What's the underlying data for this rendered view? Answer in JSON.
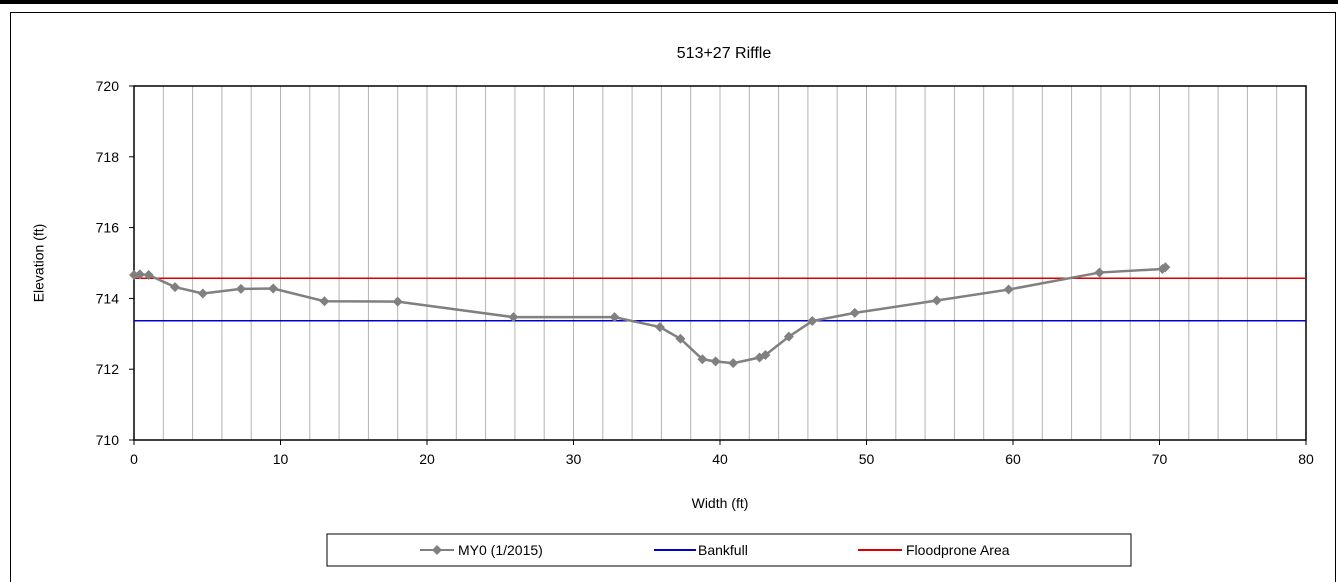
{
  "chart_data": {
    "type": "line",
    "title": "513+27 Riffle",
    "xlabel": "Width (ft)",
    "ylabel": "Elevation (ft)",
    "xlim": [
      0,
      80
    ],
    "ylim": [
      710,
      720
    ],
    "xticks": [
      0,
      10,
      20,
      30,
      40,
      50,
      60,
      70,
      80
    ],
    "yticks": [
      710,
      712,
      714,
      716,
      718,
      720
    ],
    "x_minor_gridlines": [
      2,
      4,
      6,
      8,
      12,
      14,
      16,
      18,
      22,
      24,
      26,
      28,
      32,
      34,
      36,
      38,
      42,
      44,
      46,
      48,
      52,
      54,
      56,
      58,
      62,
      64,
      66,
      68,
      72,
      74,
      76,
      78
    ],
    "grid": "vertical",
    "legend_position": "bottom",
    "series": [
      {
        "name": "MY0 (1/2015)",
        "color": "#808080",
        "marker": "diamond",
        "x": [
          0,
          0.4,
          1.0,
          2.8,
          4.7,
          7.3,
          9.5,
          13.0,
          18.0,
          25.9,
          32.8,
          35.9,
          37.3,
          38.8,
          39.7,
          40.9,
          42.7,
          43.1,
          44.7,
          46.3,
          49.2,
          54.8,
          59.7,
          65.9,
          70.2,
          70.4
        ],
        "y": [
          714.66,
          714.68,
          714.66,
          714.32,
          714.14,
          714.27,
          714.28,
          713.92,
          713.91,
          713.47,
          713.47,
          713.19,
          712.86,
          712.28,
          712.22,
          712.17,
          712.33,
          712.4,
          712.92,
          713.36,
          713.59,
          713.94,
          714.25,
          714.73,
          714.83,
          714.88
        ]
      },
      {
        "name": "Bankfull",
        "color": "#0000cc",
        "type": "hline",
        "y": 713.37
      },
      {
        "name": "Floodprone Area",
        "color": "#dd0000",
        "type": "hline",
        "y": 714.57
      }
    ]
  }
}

WHAT TO DO: Print each record exactly as it stands, leaving the images out.

CORRECT RESPONSE:
What's the underlying data for this rendered view? Answer in JSON.
{
  "chart_data": {
    "type": "line",
    "title": "513+27 Riffle",
    "xlabel": "Width (ft)",
    "ylabel": "Elevation (ft)",
    "xlim": [
      0,
      80
    ],
    "ylim": [
      710,
      720
    ],
    "xticks": [
      0,
      10,
      20,
      30,
      40,
      50,
      60,
      70,
      80
    ],
    "yticks": [
      710,
      712,
      714,
      716,
      718,
      720
    ],
    "x_minor_gridlines": [
      2,
      4,
      6,
      8,
      12,
      14,
      16,
      18,
      22,
      24,
      26,
      28,
      32,
      34,
      36,
      38,
      42,
      44,
      46,
      48,
      52,
      54,
      56,
      58,
      62,
      64,
      66,
      68,
      72,
      74,
      76,
      78
    ],
    "grid": "vertical",
    "legend_position": "bottom",
    "series": [
      {
        "name": "MY0 (1/2015)",
        "color": "#808080",
        "marker": "diamond",
        "x": [
          0,
          0.4,
          1.0,
          2.8,
          4.7,
          7.3,
          9.5,
          13.0,
          18.0,
          25.9,
          32.8,
          35.9,
          37.3,
          38.8,
          39.7,
          40.9,
          42.7,
          43.1,
          44.7,
          46.3,
          49.2,
          54.8,
          59.7,
          65.9,
          70.2,
          70.4
        ],
        "y": [
          714.66,
          714.68,
          714.66,
          714.32,
          714.14,
          714.27,
          714.28,
          713.92,
          713.91,
          713.47,
          713.47,
          713.19,
          712.86,
          712.28,
          712.22,
          712.17,
          712.33,
          712.4,
          712.92,
          713.36,
          713.59,
          713.94,
          714.25,
          714.73,
          714.83,
          714.88
        ]
      },
      {
        "name": "Bankfull",
        "color": "#0000cc",
        "type": "hline",
        "y": 713.37
      },
      {
        "name": "Floodprone Area",
        "color": "#dd0000",
        "type": "hline",
        "y": 714.57
      }
    ]
  }
}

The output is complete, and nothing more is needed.